▶ [Provided data]:
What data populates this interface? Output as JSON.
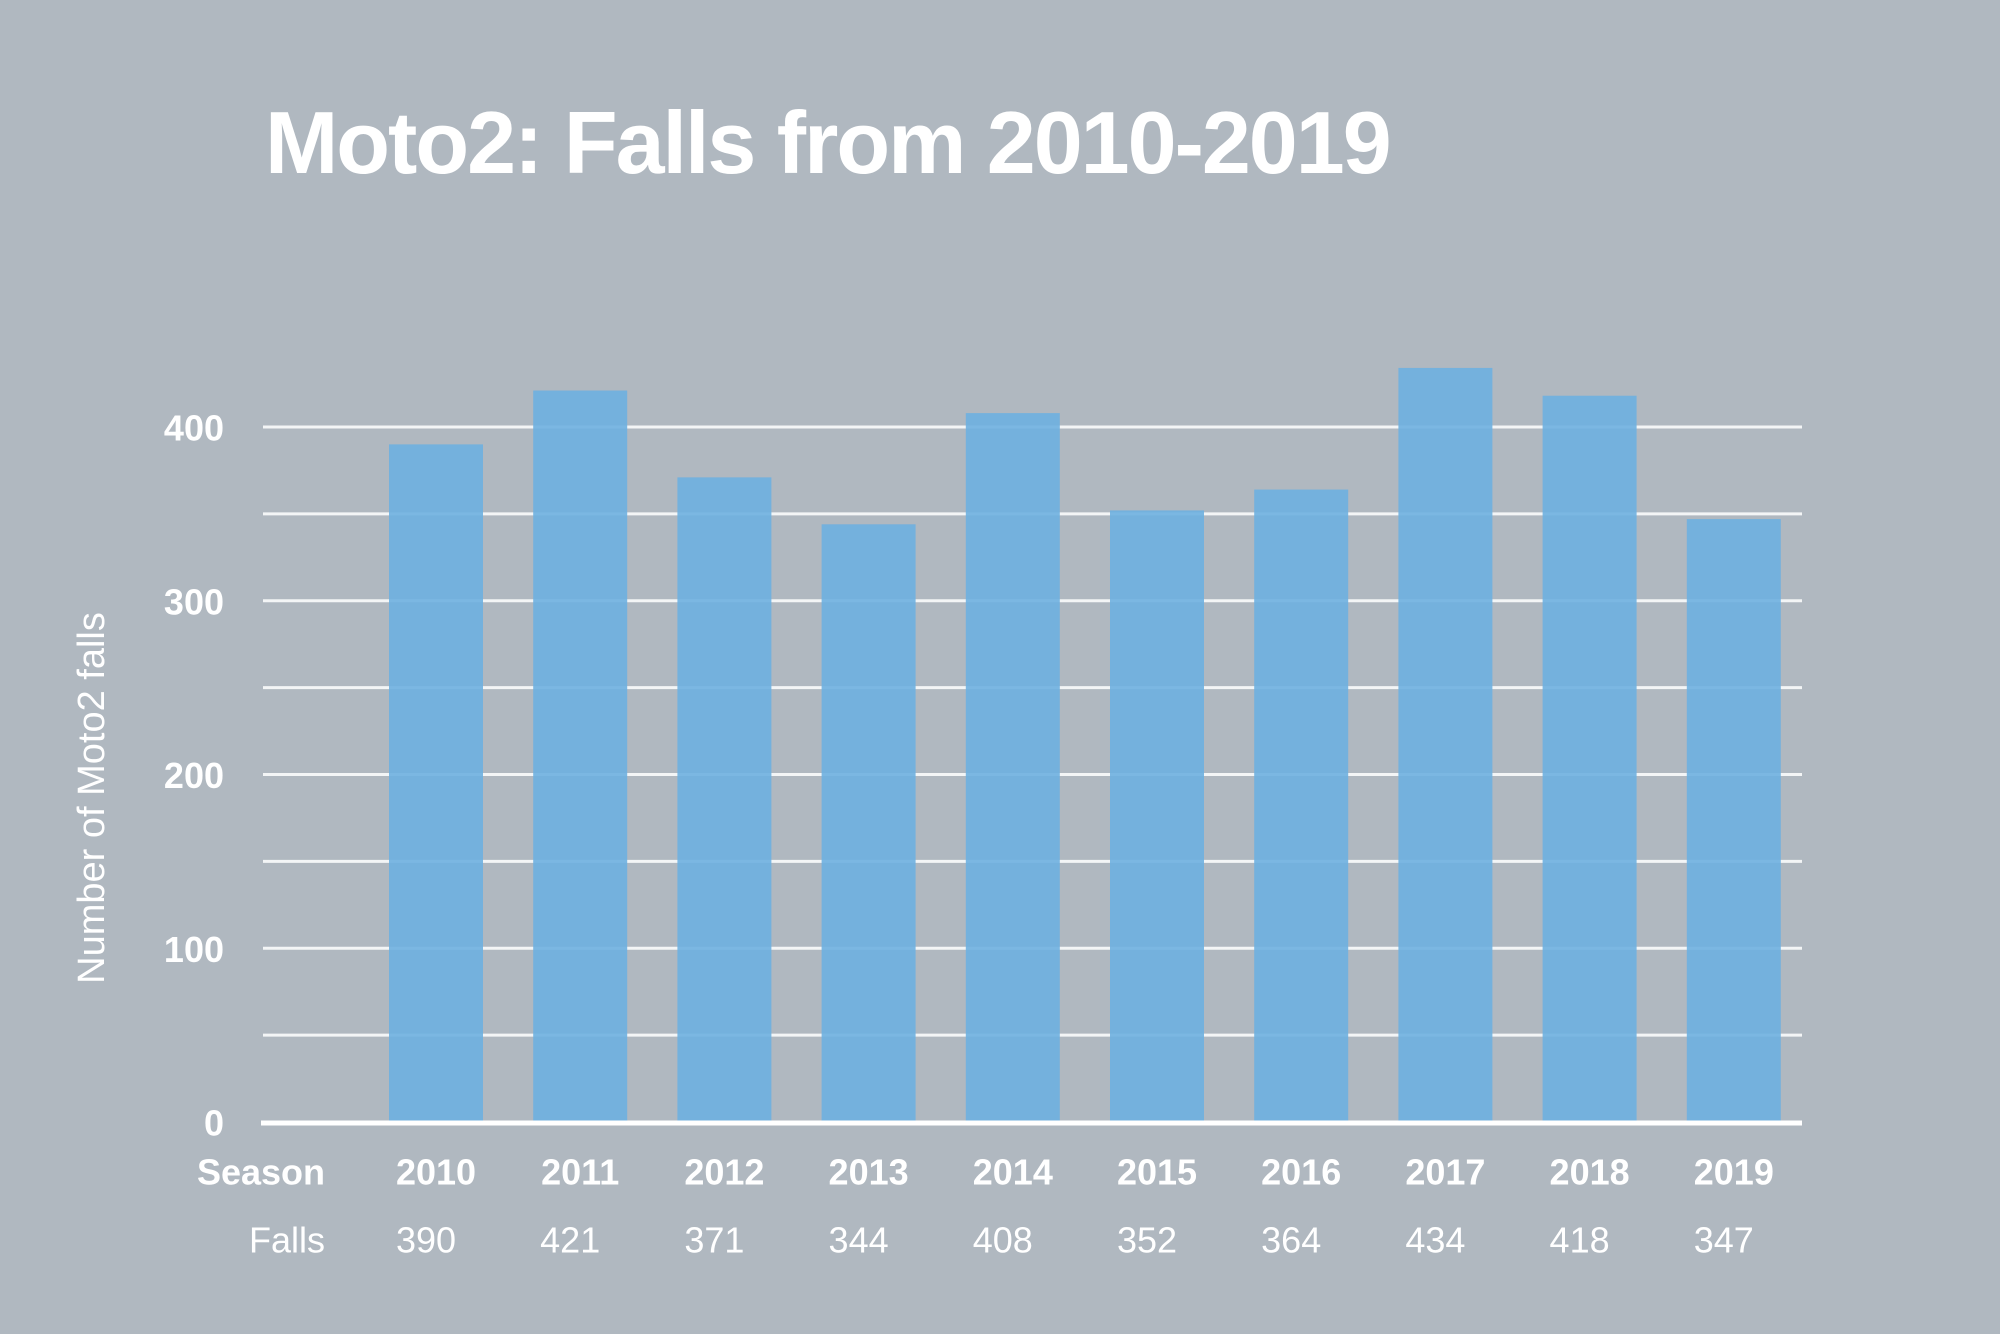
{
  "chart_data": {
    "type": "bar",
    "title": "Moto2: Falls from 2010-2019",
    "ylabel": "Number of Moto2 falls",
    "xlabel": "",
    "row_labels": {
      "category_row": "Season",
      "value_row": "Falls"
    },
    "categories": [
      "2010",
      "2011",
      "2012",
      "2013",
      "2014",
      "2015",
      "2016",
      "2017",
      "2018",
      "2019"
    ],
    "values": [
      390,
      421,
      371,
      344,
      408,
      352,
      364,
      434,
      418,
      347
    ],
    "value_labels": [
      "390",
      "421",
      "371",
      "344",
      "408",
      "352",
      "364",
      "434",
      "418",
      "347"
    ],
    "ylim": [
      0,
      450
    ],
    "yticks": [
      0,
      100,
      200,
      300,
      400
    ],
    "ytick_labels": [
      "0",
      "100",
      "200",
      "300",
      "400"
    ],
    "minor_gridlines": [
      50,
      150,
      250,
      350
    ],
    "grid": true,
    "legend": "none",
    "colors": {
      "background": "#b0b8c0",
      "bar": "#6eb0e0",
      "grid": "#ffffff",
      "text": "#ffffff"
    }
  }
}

==

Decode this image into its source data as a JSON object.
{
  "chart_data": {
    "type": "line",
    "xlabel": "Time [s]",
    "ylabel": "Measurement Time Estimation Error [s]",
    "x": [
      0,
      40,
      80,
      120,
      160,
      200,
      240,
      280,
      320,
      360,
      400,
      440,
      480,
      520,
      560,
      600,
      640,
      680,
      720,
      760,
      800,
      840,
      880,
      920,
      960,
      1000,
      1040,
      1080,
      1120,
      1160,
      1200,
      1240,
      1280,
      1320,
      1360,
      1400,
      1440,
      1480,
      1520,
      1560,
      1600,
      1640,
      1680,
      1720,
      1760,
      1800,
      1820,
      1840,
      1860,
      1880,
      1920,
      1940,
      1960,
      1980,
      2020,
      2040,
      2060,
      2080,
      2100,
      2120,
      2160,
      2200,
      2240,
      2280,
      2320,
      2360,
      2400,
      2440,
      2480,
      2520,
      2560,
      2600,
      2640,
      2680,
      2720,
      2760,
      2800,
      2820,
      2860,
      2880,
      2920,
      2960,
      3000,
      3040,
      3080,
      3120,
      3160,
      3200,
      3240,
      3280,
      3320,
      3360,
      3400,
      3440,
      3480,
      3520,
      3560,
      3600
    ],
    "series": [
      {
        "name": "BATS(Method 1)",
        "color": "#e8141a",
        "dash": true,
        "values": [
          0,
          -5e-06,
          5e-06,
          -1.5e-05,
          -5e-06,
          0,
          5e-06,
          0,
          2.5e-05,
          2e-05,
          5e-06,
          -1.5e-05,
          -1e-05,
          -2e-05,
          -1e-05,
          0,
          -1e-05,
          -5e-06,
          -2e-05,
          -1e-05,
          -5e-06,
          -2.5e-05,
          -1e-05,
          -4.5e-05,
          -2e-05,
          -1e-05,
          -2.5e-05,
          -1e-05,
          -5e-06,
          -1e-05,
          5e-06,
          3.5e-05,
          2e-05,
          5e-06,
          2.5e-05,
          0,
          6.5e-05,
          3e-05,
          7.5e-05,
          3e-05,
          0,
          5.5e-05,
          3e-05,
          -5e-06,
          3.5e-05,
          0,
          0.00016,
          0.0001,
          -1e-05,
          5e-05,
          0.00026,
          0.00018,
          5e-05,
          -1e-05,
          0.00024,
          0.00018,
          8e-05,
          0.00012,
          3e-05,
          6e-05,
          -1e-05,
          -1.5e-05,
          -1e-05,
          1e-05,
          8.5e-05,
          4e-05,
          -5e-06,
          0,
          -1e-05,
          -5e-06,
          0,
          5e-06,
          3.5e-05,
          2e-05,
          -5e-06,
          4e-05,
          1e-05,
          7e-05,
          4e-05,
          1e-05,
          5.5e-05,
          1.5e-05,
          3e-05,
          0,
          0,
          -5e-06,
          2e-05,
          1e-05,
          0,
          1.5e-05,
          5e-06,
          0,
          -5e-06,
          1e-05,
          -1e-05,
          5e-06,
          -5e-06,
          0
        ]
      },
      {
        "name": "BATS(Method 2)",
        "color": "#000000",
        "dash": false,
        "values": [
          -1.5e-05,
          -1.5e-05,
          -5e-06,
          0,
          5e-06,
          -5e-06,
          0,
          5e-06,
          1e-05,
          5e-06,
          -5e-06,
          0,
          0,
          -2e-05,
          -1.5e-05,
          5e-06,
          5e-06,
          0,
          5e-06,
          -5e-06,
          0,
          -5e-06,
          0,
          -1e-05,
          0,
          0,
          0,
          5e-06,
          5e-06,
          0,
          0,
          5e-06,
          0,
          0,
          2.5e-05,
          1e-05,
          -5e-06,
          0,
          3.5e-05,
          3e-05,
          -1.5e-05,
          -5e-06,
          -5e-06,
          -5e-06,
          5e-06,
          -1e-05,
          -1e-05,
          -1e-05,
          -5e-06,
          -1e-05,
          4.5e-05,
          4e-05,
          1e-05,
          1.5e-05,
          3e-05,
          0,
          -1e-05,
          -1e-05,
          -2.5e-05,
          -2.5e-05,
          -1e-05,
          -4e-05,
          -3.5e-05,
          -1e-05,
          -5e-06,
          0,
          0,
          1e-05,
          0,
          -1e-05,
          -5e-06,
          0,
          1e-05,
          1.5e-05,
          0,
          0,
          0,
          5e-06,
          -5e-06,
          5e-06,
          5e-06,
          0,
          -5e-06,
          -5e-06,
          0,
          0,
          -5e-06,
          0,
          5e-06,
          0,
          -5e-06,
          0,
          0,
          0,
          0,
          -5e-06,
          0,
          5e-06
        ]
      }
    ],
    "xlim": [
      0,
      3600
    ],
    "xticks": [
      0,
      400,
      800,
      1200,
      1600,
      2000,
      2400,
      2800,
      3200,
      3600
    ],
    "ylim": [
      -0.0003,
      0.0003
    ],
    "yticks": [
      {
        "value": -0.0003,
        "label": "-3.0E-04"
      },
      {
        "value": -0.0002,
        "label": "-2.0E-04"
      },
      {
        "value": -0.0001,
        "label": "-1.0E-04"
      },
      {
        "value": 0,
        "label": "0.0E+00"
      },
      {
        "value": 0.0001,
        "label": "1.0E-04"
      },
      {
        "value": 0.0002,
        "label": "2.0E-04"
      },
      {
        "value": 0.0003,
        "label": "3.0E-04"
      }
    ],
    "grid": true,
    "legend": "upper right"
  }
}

==

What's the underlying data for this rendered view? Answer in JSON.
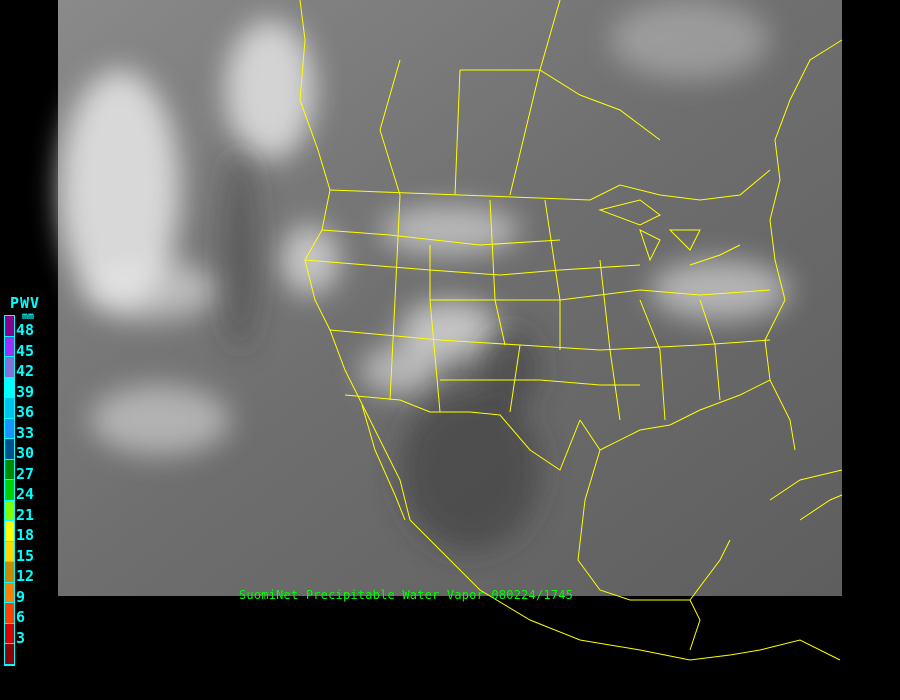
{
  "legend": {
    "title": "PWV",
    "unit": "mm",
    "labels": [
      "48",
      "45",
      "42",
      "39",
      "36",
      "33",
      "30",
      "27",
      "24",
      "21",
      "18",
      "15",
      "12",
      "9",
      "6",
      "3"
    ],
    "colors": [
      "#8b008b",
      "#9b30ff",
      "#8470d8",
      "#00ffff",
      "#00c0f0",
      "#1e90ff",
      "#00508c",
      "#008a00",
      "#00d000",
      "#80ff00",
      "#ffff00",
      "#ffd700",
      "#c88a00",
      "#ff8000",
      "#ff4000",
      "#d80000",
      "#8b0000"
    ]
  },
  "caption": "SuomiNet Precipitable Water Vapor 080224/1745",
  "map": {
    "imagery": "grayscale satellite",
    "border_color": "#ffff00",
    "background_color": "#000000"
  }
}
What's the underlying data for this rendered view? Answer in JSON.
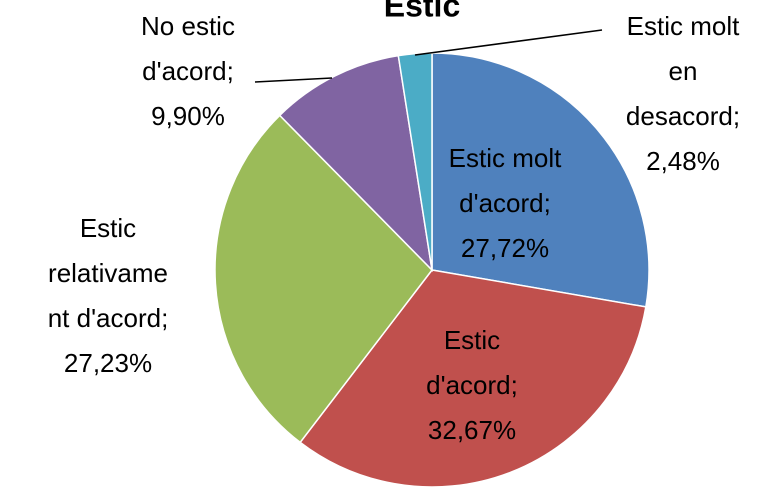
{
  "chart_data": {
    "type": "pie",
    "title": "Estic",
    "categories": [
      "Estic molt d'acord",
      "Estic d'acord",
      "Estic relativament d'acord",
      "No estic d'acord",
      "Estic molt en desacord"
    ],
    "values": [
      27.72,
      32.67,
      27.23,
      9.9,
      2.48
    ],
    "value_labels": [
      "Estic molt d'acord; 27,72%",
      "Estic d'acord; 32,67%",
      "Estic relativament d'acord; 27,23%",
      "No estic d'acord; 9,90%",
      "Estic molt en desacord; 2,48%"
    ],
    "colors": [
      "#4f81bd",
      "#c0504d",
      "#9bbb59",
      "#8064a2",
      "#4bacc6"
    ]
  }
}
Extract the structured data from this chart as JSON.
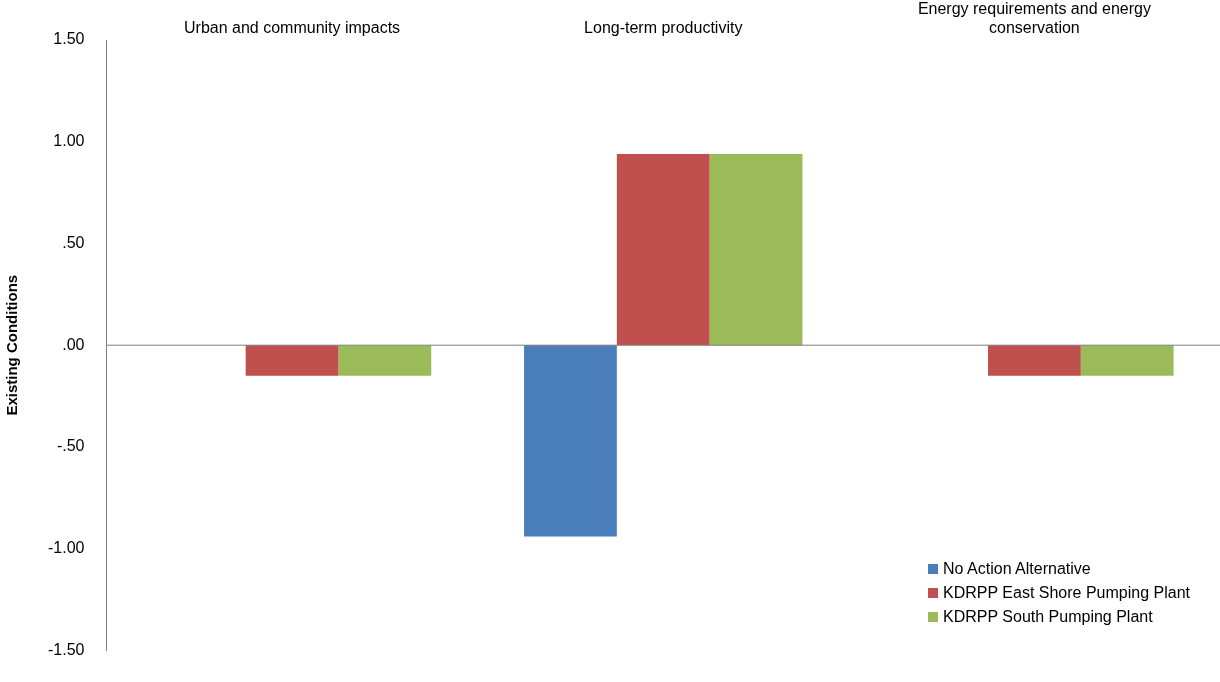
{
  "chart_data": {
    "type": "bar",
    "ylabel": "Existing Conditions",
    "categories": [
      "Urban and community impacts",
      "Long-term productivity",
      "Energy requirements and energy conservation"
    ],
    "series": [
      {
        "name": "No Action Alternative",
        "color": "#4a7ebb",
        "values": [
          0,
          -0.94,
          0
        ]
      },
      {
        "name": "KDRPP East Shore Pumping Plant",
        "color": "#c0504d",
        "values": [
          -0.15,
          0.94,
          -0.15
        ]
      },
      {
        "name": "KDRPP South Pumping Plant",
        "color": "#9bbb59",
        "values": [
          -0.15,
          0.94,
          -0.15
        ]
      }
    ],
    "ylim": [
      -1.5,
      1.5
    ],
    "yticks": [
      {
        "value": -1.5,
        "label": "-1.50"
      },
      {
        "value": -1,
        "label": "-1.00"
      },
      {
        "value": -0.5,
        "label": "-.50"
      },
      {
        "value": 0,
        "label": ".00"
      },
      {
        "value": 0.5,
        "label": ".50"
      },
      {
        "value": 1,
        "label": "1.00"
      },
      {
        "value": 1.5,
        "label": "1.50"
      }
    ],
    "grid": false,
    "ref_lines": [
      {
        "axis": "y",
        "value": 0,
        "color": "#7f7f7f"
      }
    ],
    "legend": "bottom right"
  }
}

▶ [Written request]:
From the listing above, return each line with the word "KDRPP".

▶ [Solution to this exercise]:
        "name": "KDRPP East Shore Pumping Plant",
        "name": "KDRPP South Pumping Plant",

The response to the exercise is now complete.